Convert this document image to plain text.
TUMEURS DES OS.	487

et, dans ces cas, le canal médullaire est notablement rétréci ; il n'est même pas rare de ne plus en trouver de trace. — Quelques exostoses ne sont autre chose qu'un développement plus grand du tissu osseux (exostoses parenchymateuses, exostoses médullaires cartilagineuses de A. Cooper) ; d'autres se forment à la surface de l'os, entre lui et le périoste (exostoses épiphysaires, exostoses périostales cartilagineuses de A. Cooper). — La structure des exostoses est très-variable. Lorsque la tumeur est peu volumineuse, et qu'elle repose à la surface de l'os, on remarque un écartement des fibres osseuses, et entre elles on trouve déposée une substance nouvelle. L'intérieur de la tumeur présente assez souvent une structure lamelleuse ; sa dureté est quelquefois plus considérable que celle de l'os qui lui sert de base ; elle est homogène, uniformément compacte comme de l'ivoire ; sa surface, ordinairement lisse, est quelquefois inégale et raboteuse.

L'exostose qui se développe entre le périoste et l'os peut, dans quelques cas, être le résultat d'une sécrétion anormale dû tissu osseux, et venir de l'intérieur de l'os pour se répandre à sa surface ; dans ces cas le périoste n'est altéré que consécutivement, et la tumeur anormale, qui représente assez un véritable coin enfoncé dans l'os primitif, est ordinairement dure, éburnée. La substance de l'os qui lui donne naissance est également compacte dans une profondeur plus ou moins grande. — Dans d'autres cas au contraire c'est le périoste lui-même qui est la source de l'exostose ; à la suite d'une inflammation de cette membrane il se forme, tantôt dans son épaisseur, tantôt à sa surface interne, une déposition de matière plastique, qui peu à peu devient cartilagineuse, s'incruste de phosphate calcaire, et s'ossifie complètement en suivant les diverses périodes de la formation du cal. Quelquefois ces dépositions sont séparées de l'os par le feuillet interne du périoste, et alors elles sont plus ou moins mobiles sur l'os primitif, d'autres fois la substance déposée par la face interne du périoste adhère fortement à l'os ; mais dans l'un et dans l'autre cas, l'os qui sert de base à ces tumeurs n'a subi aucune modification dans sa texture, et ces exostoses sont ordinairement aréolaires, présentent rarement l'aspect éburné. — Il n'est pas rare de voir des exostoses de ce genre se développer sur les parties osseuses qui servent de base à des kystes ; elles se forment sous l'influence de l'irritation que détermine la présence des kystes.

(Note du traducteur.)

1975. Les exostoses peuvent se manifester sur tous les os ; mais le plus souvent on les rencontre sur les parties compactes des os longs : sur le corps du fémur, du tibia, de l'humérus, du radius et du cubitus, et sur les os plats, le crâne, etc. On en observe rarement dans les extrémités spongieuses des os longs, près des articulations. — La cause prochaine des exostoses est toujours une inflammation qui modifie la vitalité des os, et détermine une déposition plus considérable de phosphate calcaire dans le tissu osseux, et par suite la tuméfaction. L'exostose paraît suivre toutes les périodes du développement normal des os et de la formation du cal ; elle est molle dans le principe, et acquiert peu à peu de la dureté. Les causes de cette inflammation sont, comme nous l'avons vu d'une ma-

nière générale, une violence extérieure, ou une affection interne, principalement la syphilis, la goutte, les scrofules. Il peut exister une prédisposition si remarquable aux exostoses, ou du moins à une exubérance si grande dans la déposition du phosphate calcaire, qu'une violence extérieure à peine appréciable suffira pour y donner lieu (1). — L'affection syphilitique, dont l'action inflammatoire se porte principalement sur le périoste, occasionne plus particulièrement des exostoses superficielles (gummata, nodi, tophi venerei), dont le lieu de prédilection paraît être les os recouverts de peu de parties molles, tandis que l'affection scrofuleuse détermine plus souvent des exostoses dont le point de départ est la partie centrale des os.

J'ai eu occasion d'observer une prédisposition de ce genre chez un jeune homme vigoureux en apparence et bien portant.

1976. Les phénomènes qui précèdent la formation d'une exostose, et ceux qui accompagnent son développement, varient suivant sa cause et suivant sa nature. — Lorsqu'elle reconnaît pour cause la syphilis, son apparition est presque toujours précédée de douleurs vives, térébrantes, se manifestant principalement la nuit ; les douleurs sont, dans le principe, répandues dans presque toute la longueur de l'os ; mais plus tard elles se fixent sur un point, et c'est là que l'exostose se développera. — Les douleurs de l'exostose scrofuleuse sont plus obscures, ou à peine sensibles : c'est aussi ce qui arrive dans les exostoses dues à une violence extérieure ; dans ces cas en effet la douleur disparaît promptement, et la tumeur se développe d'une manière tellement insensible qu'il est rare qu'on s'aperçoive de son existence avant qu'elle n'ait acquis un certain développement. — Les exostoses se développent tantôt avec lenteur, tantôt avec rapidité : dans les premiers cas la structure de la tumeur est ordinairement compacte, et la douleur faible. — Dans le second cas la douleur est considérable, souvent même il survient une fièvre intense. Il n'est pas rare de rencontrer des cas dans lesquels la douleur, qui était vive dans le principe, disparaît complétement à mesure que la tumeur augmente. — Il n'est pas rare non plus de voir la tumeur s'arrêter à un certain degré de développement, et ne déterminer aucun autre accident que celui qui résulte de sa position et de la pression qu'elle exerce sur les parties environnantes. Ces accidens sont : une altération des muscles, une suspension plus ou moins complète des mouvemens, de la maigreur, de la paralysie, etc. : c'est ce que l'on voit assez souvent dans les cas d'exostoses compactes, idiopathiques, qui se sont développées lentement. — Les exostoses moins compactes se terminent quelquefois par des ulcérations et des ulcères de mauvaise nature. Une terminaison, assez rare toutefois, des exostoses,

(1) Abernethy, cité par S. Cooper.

----

■ **Exercise prompt**: Each line containing the word "dureté" counts once; report the total alone.

■ **Solution**: 2